- _What the task requires_:
Locate and copy each line in the data that contains the word "this".

══ Records for processing

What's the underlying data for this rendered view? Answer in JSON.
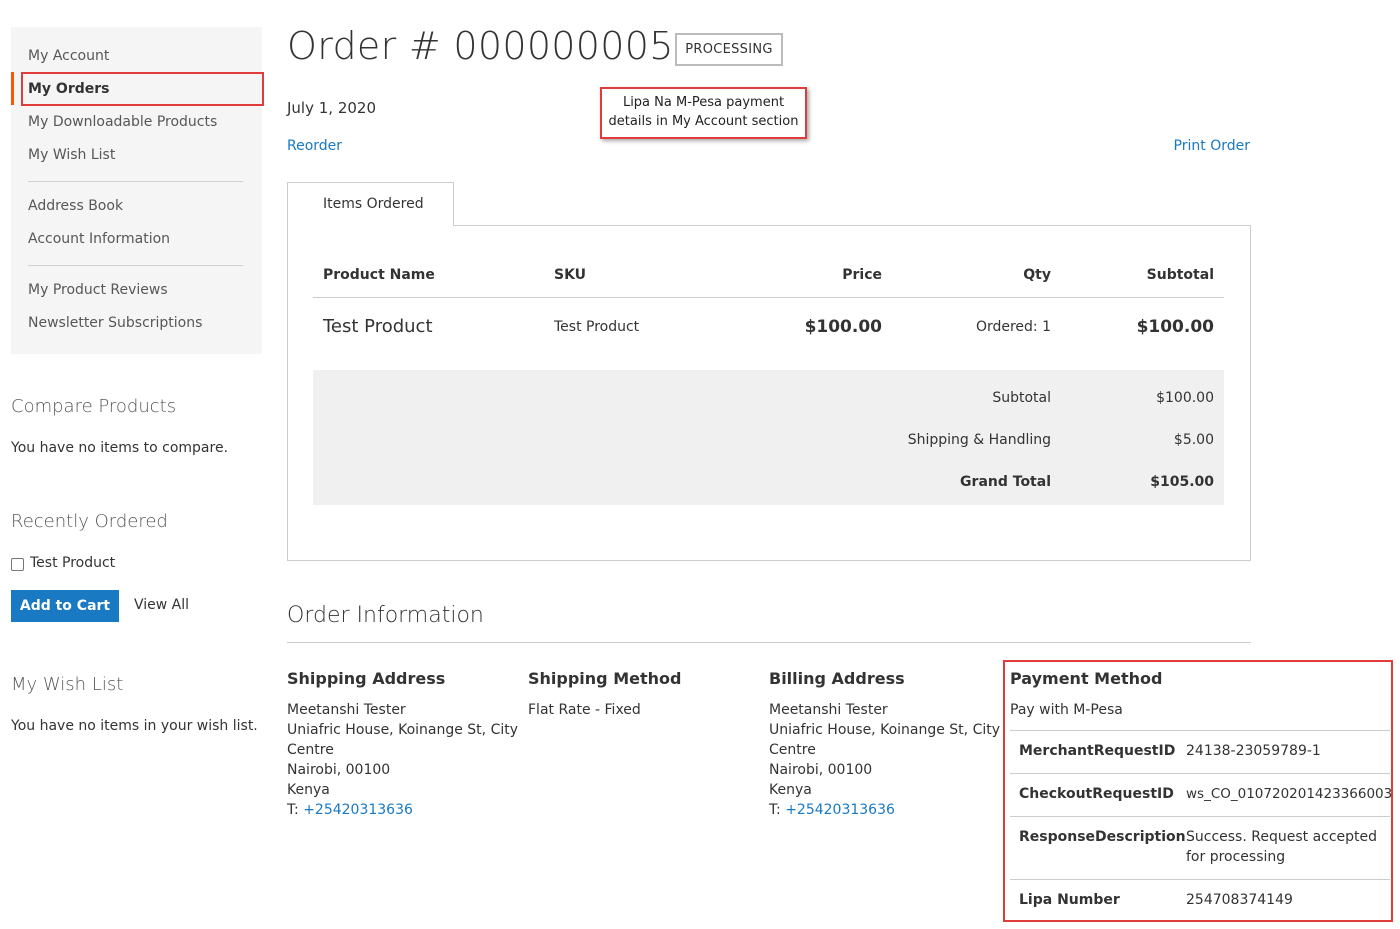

════
══ Records for processing

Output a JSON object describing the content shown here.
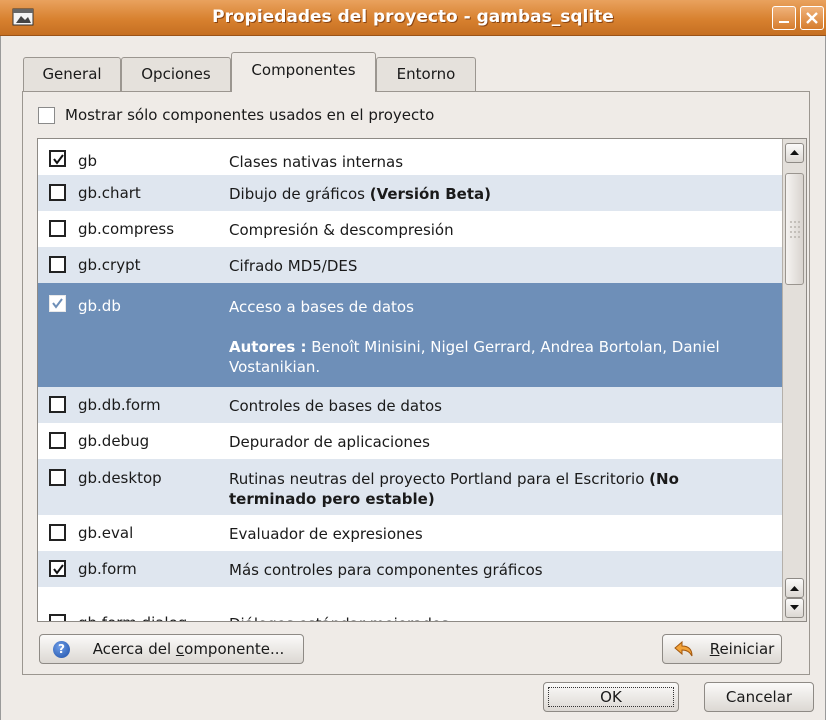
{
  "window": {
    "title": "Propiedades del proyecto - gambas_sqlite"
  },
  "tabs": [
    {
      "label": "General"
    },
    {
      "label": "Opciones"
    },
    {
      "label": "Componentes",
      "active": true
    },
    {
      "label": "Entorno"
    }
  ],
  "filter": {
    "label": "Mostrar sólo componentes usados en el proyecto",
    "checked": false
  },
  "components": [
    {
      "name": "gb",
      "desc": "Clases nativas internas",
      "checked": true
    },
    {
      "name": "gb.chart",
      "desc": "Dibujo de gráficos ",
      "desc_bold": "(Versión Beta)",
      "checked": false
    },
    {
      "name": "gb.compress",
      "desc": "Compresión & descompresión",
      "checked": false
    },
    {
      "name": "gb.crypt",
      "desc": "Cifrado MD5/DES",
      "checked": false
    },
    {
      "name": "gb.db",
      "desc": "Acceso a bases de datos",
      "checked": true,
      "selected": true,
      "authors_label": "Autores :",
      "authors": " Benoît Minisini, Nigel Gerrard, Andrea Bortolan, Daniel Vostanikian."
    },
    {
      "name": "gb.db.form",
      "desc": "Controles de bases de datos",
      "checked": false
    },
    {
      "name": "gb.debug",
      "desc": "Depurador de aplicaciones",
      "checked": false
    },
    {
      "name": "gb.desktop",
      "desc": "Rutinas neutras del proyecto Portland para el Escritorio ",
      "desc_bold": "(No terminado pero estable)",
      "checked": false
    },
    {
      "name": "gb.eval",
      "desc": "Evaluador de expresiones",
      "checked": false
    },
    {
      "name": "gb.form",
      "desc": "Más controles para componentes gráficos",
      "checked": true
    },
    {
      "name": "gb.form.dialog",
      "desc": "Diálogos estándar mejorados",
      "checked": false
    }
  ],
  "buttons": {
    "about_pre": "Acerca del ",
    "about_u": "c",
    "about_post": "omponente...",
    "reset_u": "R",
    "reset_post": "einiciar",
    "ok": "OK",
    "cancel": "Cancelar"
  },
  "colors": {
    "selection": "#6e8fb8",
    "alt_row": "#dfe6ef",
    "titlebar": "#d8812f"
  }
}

════
══ Records for processing

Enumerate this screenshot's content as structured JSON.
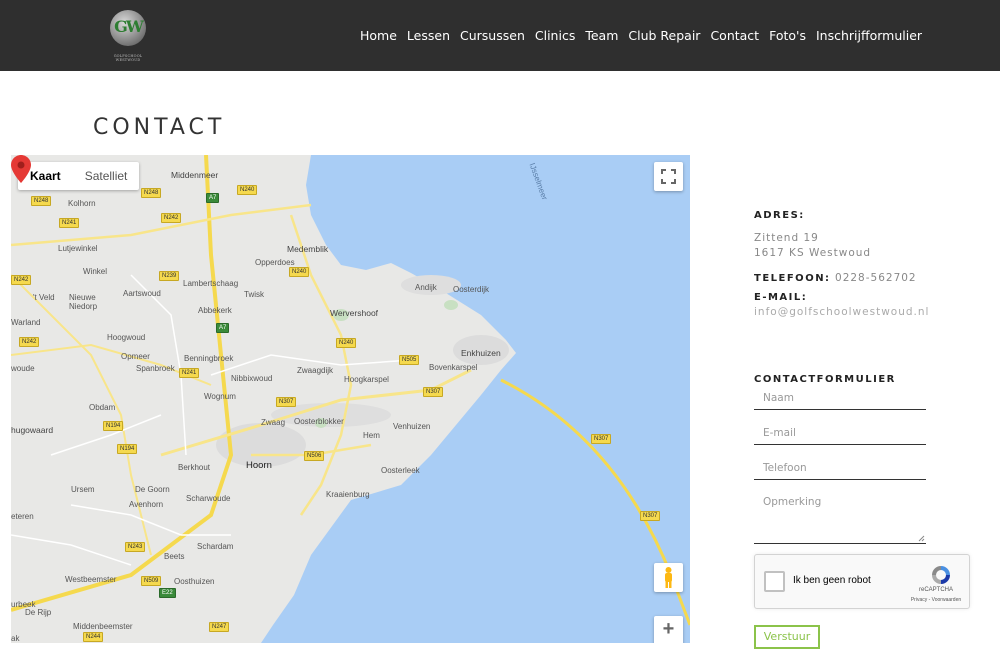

════

- _Exercise response_:
What's the underlying data for this rendered view? Answer in JSON.
Enumerate this screenshot's content as structured JSON.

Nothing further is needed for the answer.